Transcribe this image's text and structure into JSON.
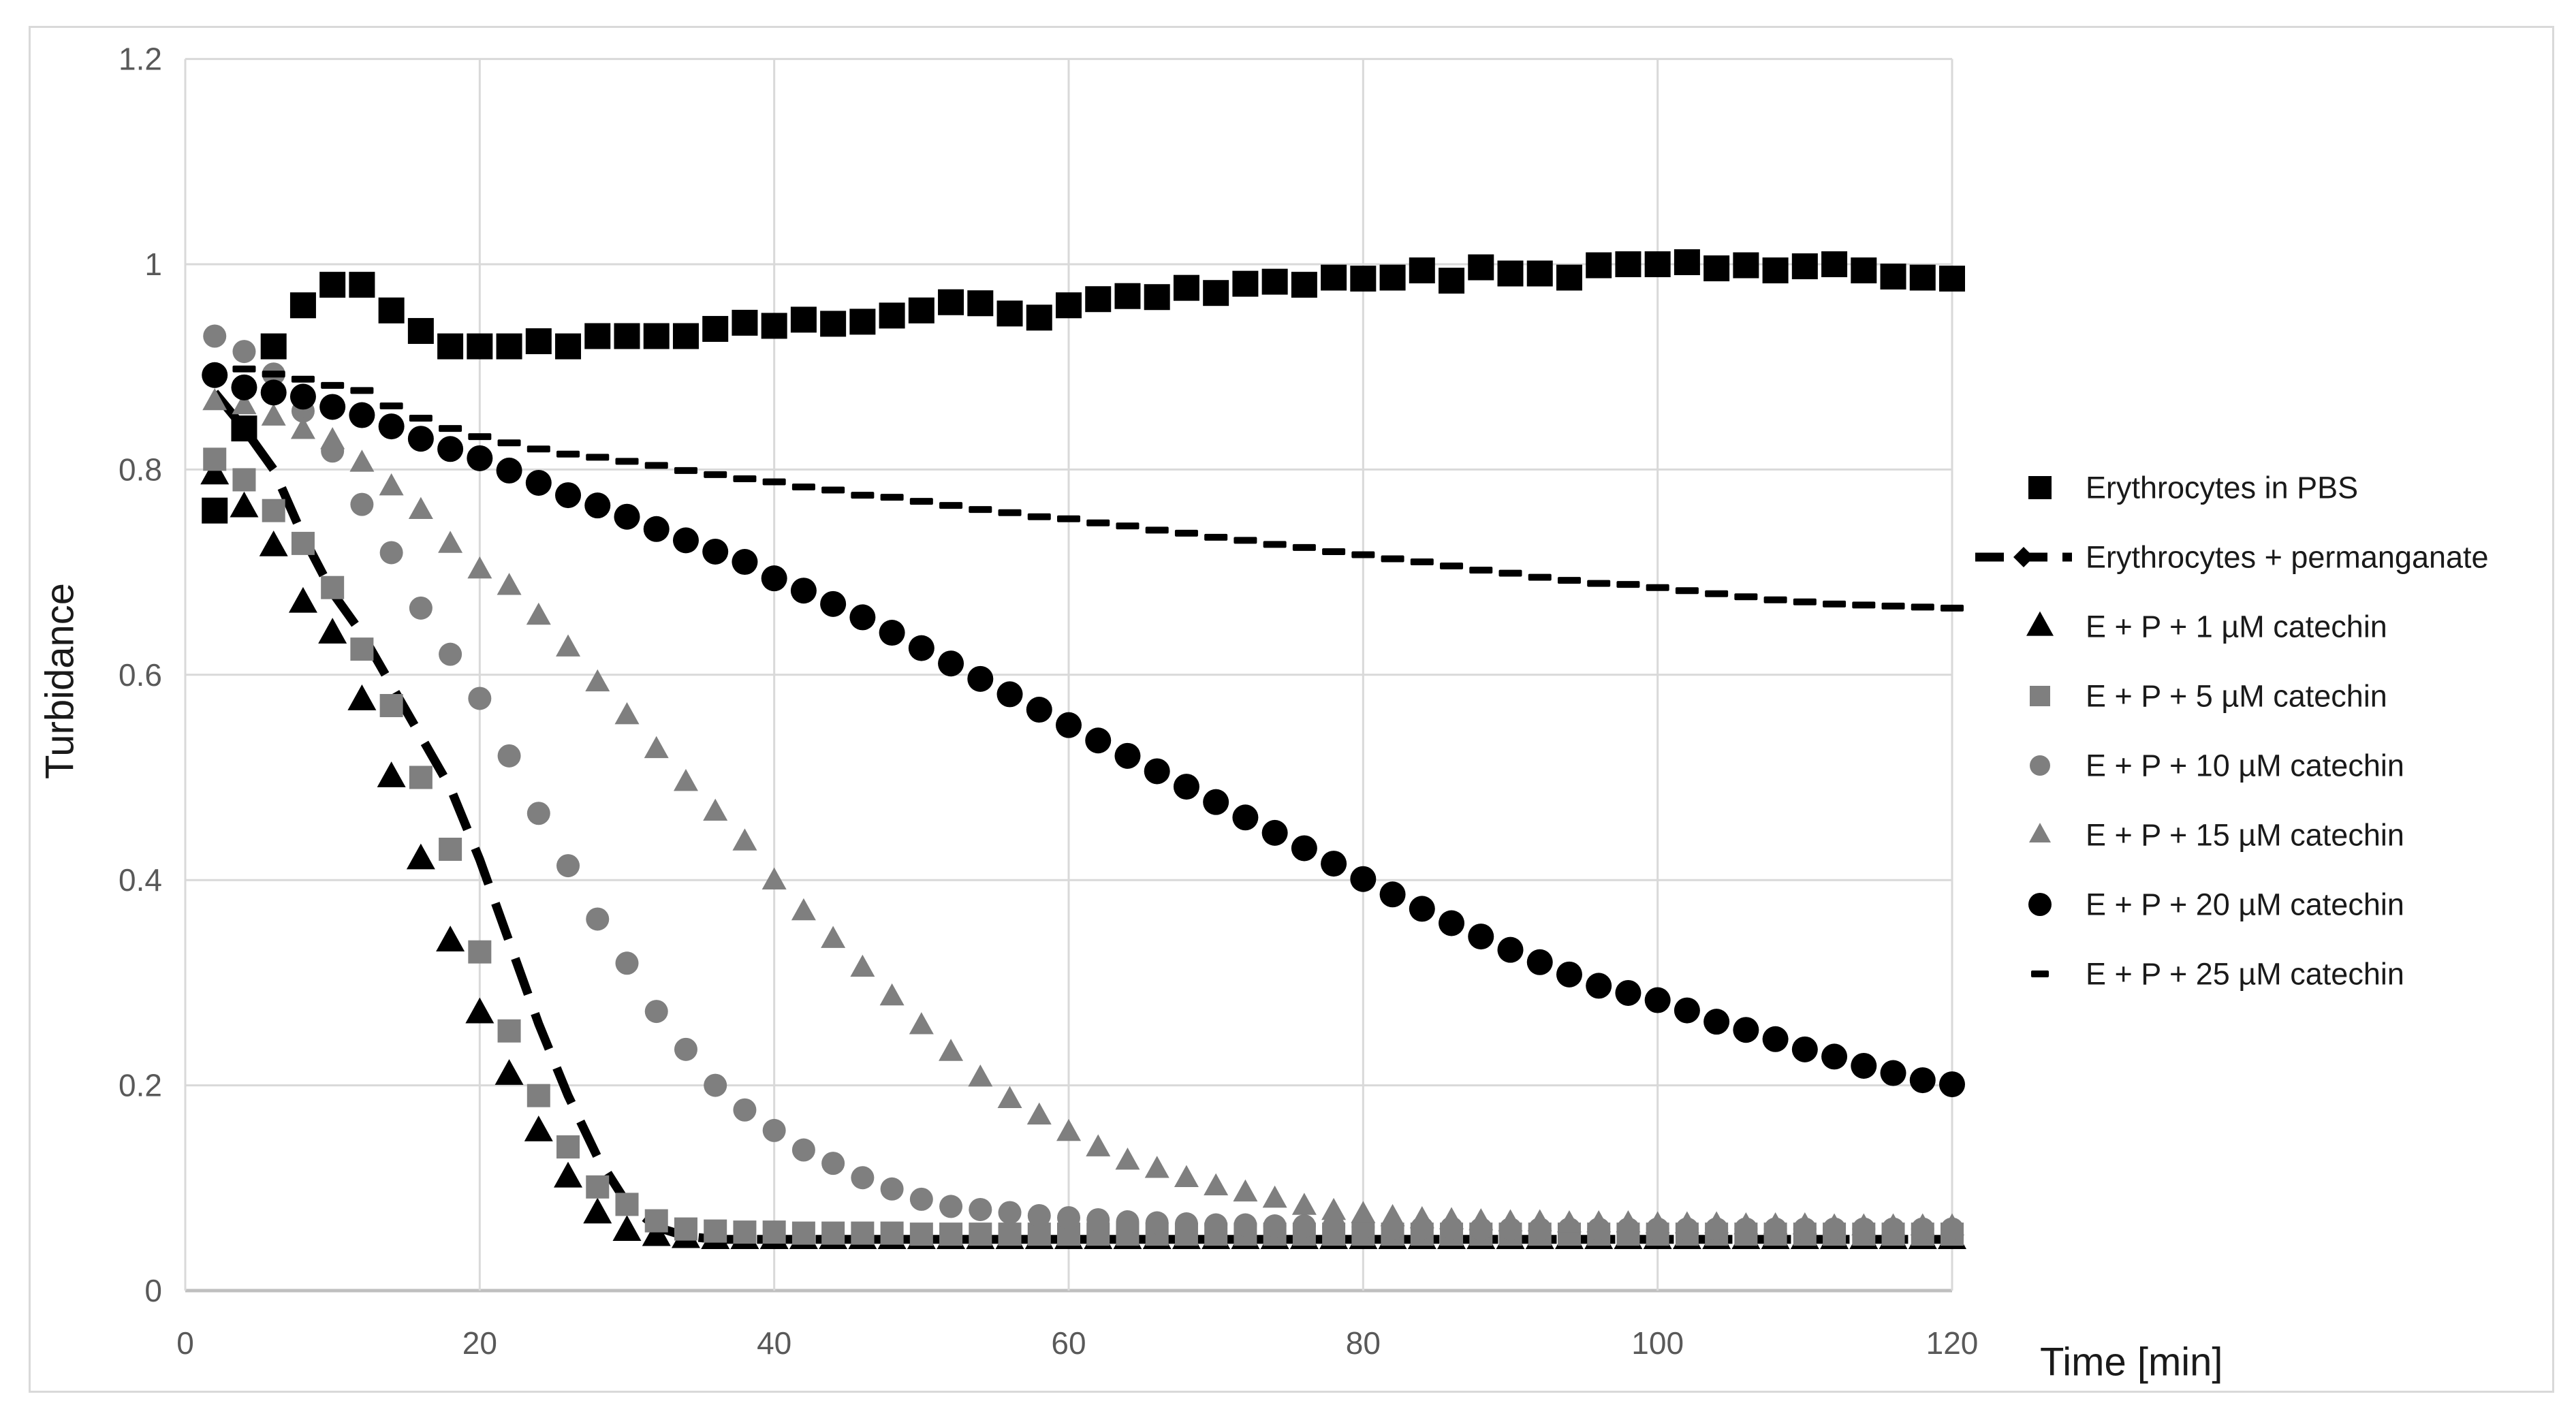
{
  "chart_data": {
    "type": "scatter",
    "title": "",
    "xlabel": "Time [min]",
    "ylabel": "Turbidance",
    "xlim": [
      0,
      120
    ],
    "ylim": [
      0,
      1.2
    ],
    "x_ticks": [
      0,
      20,
      40,
      60,
      80,
      100,
      120
    ],
    "y_ticks": [
      0,
      0.2,
      0.4,
      0.6,
      0.8,
      1,
      1.2
    ],
    "y_tick_labels": [
      "0",
      "0.2",
      "0.4",
      "0.6",
      "0.8",
      "1",
      "1.2"
    ],
    "grid": true,
    "legend_position": "right",
    "colors": {
      "black": "#000000",
      "gray": "#7f7f7f",
      "gridline": "#d9d9d9",
      "axis_line": "#bfbfbf",
      "tick_label": "#595959",
      "axis_title": "#1a1a1a",
      "legend_text": "#1a1a1a"
    },
    "series": [
      {
        "name": "Erythrocytes in PBS",
        "marker": "square",
        "color": "#000000",
        "size": 38,
        "line": "none",
        "x": [
          2,
          4,
          6,
          8,
          10,
          12,
          14,
          16,
          18,
          20,
          22,
          24,
          26,
          28,
          30,
          32,
          34,
          36,
          38,
          40,
          42,
          44,
          46,
          48,
          50,
          52,
          54,
          56,
          58,
          60,
          62,
          64,
          66,
          68,
          70,
          72,
          74,
          76,
          78,
          80,
          82,
          84,
          86,
          88,
          90,
          92,
          94,
          96,
          98,
          100,
          102,
          104,
          106,
          108,
          110,
          112,
          114,
          116,
          118,
          120
        ],
        "y": [
          0.76,
          0.84,
          0.92,
          0.96,
          0.98,
          0.98,
          0.955,
          0.935,
          0.92,
          0.92,
          0.92,
          0.925,
          0.92,
          0.93,
          0.93,
          0.93,
          0.93,
          0.937,
          0.943,
          0.94,
          0.946,
          0.942,
          0.944,
          0.95,
          0.955,
          0.963,
          0.962,
          0.952,
          0.948,
          0.96,
          0.966,
          0.969,
          0.968,
          0.977,
          0.972,
          0.981,
          0.983,
          0.98,
          0.987,
          0.986,
          0.987,
          0.994,
          0.984,
          0.997,
          0.991,
          0.991,
          0.987,
          0.999,
          1.0,
          1.0,
          1.002,
          0.996,
          0.999,
          0.994,
          0.998,
          1.0,
          0.994,
          0.988,
          0.987,
          0.986
        ]
      },
      {
        "name": "Erythrocytes + permanganate",
        "marker": "none",
        "color": "#000000",
        "size": 13,
        "line": "dashed",
        "x": [
          2,
          4,
          6,
          8,
          10,
          12,
          14,
          16,
          18,
          20,
          22,
          24,
          26,
          28,
          30,
          32,
          34,
          36,
          38,
          40,
          42,
          44,
          46,
          48,
          50,
          52,
          54,
          56,
          58,
          60,
          62,
          64,
          66,
          68,
          70,
          72,
          74,
          76,
          78,
          80,
          82,
          84,
          86,
          88,
          90,
          92,
          94,
          96,
          98,
          100,
          102,
          104,
          106,
          108,
          110,
          112,
          114,
          116,
          118,
          120
        ],
        "y": [
          0.875,
          0.84,
          0.8,
          0.735,
          0.68,
          0.64,
          0.59,
          0.54,
          0.49,
          0.42,
          0.34,
          0.26,
          0.19,
          0.13,
          0.085,
          0.062,
          0.053,
          0.05,
          0.05,
          0.05,
          0.05,
          0.05,
          0.05,
          0.05,
          0.05,
          0.05,
          0.05,
          0.05,
          0.05,
          0.05,
          0.05,
          0.05,
          0.05,
          0.05,
          0.05,
          0.05,
          0.05,
          0.05,
          0.05,
          0.05,
          0.05,
          0.05,
          0.05,
          0.05,
          0.05,
          0.05,
          0.05,
          0.05,
          0.05,
          0.05,
          0.05,
          0.05,
          0.05,
          0.05,
          0.05,
          0.05,
          0.05,
          0.05,
          0.05,
          0.05
        ]
      },
      {
        "name": "E + P + 1 µM catechin",
        "marker": "triangle",
        "color": "#000000",
        "size": 42,
        "line": "none",
        "x": [
          2,
          4,
          6,
          8,
          10,
          12,
          14,
          16,
          18,
          20,
          22,
          24,
          26,
          28,
          30,
          32,
          34,
          36,
          38,
          40,
          42,
          44,
          46,
          48,
          50,
          52,
          54,
          56,
          58,
          60,
          62,
          64,
          66,
          68,
          70,
          72,
          74,
          76,
          78,
          80,
          82,
          84,
          86,
          88,
          90,
          92,
          94,
          96,
          98,
          100,
          102,
          104,
          106,
          108,
          110,
          112,
          114,
          116,
          118,
          120
        ],
        "y": [
          0.795,
          0.763,
          0.725,
          0.67,
          0.64,
          0.575,
          0.5,
          0.42,
          0.34,
          0.27,
          0.21,
          0.155,
          0.11,
          0.075,
          0.058,
          0.053,
          0.051,
          0.05,
          0.05,
          0.05,
          0.05,
          0.05,
          0.05,
          0.05,
          0.05,
          0.05,
          0.05,
          0.05,
          0.05,
          0.05,
          0.05,
          0.05,
          0.05,
          0.05,
          0.05,
          0.05,
          0.05,
          0.05,
          0.05,
          0.05,
          0.05,
          0.05,
          0.05,
          0.05,
          0.05,
          0.05,
          0.05,
          0.05,
          0.05,
          0.05,
          0.05,
          0.05,
          0.05,
          0.05,
          0.05,
          0.05,
          0.05,
          0.05,
          0.05,
          0.05
        ]
      },
      {
        "name": "E + P + 5 µM catechin",
        "marker": "square",
        "color": "#7f7f7f",
        "size": 34,
        "line": "none",
        "x": [
          2,
          4,
          6,
          8,
          10,
          12,
          14,
          16,
          18,
          20,
          22,
          24,
          26,
          28,
          30,
          32,
          34,
          36,
          38,
          40,
          42,
          44,
          46,
          48,
          50,
          52,
          54,
          56,
          58,
          60,
          62,
          64,
          66,
          68,
          70,
          72,
          74,
          76,
          78,
          80,
          82,
          84,
          86,
          88,
          90,
          92,
          94,
          96,
          98,
          100,
          102,
          104,
          106,
          108,
          110,
          112,
          114,
          116,
          118,
          120
        ],
        "y": [
          0.81,
          0.79,
          0.76,
          0.728,
          0.685,
          0.625,
          0.57,
          0.5,
          0.43,
          0.33,
          0.253,
          0.19,
          0.14,
          0.101,
          0.084,
          0.068,
          0.06,
          0.058,
          0.057,
          0.057,
          0.056,
          0.056,
          0.056,
          0.056,
          0.055,
          0.055,
          0.055,
          0.055,
          0.055,
          0.055,
          0.055,
          0.055,
          0.055,
          0.055,
          0.055,
          0.055,
          0.055,
          0.055,
          0.055,
          0.055,
          0.055,
          0.055,
          0.055,
          0.055,
          0.055,
          0.055,
          0.055,
          0.055,
          0.055,
          0.055,
          0.055,
          0.055,
          0.055,
          0.055,
          0.055,
          0.055,
          0.055,
          0.055,
          0.055,
          0.055
        ]
      },
      {
        "name": "E + P + 10 µM catechin",
        "marker": "circle",
        "color": "#7f7f7f",
        "size": 17,
        "line": "none",
        "x": [
          2,
          4,
          6,
          8,
          10,
          12,
          14,
          16,
          18,
          20,
          22,
          24,
          26,
          28,
          30,
          32,
          34,
          36,
          38,
          40,
          42,
          44,
          46,
          48,
          50,
          52,
          54,
          56,
          58,
          60,
          62,
          64,
          66,
          68,
          70,
          72,
          74,
          76,
          78,
          80,
          82,
          84,
          86,
          88,
          90,
          92,
          94,
          96,
          98,
          100,
          102,
          104,
          106,
          108,
          110,
          112,
          114,
          116,
          118,
          120
        ],
        "y": [
          0.93,
          0.915,
          0.893,
          0.857,
          0.818,
          0.766,
          0.719,
          0.665,
          0.62,
          0.577,
          0.521,
          0.465,
          0.414,
          0.362,
          0.319,
          0.272,
          0.235,
          0.2,
          0.176,
          0.156,
          0.137,
          0.124,
          0.11,
          0.099,
          0.089,
          0.082,
          0.079,
          0.076,
          0.073,
          0.071,
          0.069,
          0.067,
          0.066,
          0.065,
          0.064,
          0.064,
          0.063,
          0.063,
          0.062,
          0.062,
          0.061,
          0.061,
          0.061,
          0.06,
          0.06,
          0.06,
          0.06,
          0.06,
          0.06,
          0.06,
          0.06,
          0.06,
          0.06,
          0.06,
          0.06,
          0.06,
          0.06,
          0.06,
          0.06,
          0.06
        ]
      },
      {
        "name": "E + P + 15 µM catechin",
        "marker": "triangle",
        "color": "#7f7f7f",
        "size": 36,
        "line": "none",
        "x": [
          2,
          4,
          6,
          8,
          10,
          12,
          14,
          16,
          18,
          20,
          22,
          24,
          26,
          28,
          30,
          32,
          34,
          36,
          38,
          40,
          42,
          44,
          46,
          48,
          50,
          52,
          54,
          56,
          58,
          60,
          62,
          64,
          66,
          68,
          70,
          72,
          74,
          76,
          78,
          80,
          82,
          84,
          86,
          88,
          90,
          92,
          94,
          96,
          98,
          100,
          102,
          104,
          106,
          108,
          110,
          112,
          114,
          116,
          118,
          120
        ],
        "y": [
          0.866,
          0.862,
          0.851,
          0.838,
          0.828,
          0.806,
          0.783,
          0.76,
          0.727,
          0.702,
          0.686,
          0.657,
          0.626,
          0.592,
          0.56,
          0.527,
          0.495,
          0.466,
          0.437,
          0.399,
          0.369,
          0.342,
          0.314,
          0.286,
          0.258,
          0.232,
          0.207,
          0.186,
          0.17,
          0.154,
          0.139,
          0.126,
          0.118,
          0.109,
          0.101,
          0.095,
          0.089,
          0.082,
          0.077,
          0.074,
          0.071,
          0.069,
          0.068,
          0.067,
          0.066,
          0.066,
          0.065,
          0.065,
          0.065,
          0.064,
          0.064,
          0.064,
          0.063,
          0.063,
          0.063,
          0.062,
          0.062,
          0.062,
          0.062,
          0.062
        ]
      },
      {
        "name": "E + P + 20 µM catechin",
        "marker": "circle",
        "color": "#000000",
        "size": 19,
        "line": "none",
        "x": [
          2,
          4,
          6,
          8,
          10,
          12,
          14,
          16,
          18,
          20,
          22,
          24,
          26,
          28,
          30,
          32,
          34,
          36,
          38,
          40,
          42,
          44,
          46,
          48,
          50,
          52,
          54,
          56,
          58,
          60,
          62,
          64,
          66,
          68,
          70,
          72,
          74,
          76,
          78,
          80,
          82,
          84,
          86,
          88,
          90,
          92,
          94,
          96,
          98,
          100,
          102,
          104,
          106,
          108,
          110,
          112,
          114,
          116,
          118,
          120
        ],
        "y": [
          0.892,
          0.88,
          0.875,
          0.871,
          0.861,
          0.853,
          0.842,
          0.83,
          0.82,
          0.811,
          0.799,
          0.787,
          0.775,
          0.765,
          0.754,
          0.742,
          0.731,
          0.72,
          0.71,
          0.694,
          0.682,
          0.669,
          0.656,
          0.641,
          0.626,
          0.611,
          0.596,
          0.581,
          0.566,
          0.551,
          0.536,
          0.521,
          0.506,
          0.491,
          0.476,
          0.461,
          0.446,
          0.431,
          0.416,
          0.401,
          0.386,
          0.372,
          0.358,
          0.345,
          0.332,
          0.32,
          0.308,
          0.297,
          0.29,
          0.283,
          0.273,
          0.262,
          0.254,
          0.245,
          0.235,
          0.228,
          0.219,
          0.212,
          0.205,
          0.201
        ]
      },
      {
        "name": "E + P + 25 µM catechin",
        "marker": "dash",
        "color": "#000000",
        "size": 34,
        "line": "none",
        "x": [
          4,
          6,
          8,
          10,
          12,
          14,
          16,
          18,
          20,
          22,
          24,
          26,
          28,
          30,
          32,
          34,
          36,
          38,
          40,
          42,
          44,
          46,
          48,
          50,
          52,
          54,
          56,
          58,
          60,
          62,
          64,
          66,
          68,
          70,
          72,
          74,
          76,
          78,
          80,
          82,
          84,
          86,
          88,
          90,
          92,
          94,
          96,
          98,
          100,
          102,
          104,
          106,
          108,
          110,
          112,
          114,
          116,
          118,
          120
        ],
        "y": [
          0.898,
          0.893,
          0.888,
          0.882,
          0.877,
          0.862,
          0.85,
          0.84,
          0.832,
          0.826,
          0.82,
          0.815,
          0.812,
          0.808,
          0.804,
          0.799,
          0.795,
          0.791,
          0.788,
          0.783,
          0.78,
          0.775,
          0.773,
          0.769,
          0.765,
          0.761,
          0.758,
          0.754,
          0.752,
          0.748,
          0.745,
          0.741,
          0.738,
          0.734,
          0.731,
          0.727,
          0.724,
          0.72,
          0.717,
          0.713,
          0.71,
          0.706,
          0.702,
          0.699,
          0.695,
          0.692,
          0.689,
          0.688,
          0.685,
          0.682,
          0.679,
          0.676,
          0.673,
          0.671,
          0.669,
          0.668,
          0.667,
          0.666,
          0.665
        ]
      }
    ],
    "legend": [
      {
        "label": "Erythrocytes in PBS"
      },
      {
        "label": "Erythrocytes + permanganate"
      },
      {
        "label": "E + P + 1 µM catechin"
      },
      {
        "label": "E + P + 5 µM catechin"
      },
      {
        "label": "E + P + 10 µM catechin"
      },
      {
        "label": "E + P + 15 µM catechin"
      },
      {
        "label": "E + P + 20 µM catechin"
      },
      {
        "label": "E + P + 25 µM catechin"
      }
    ]
  }
}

********

● DO THIS:
Identify every line holding the word "size" and copy it out.

● OUTPUT OF THE EXERCISE:
        "size": 38,
        "size": 13,
        "size": 42,
        "size": 34,
        "size": 17,
        "size": 36,
        "size": 19,
        "size": 34,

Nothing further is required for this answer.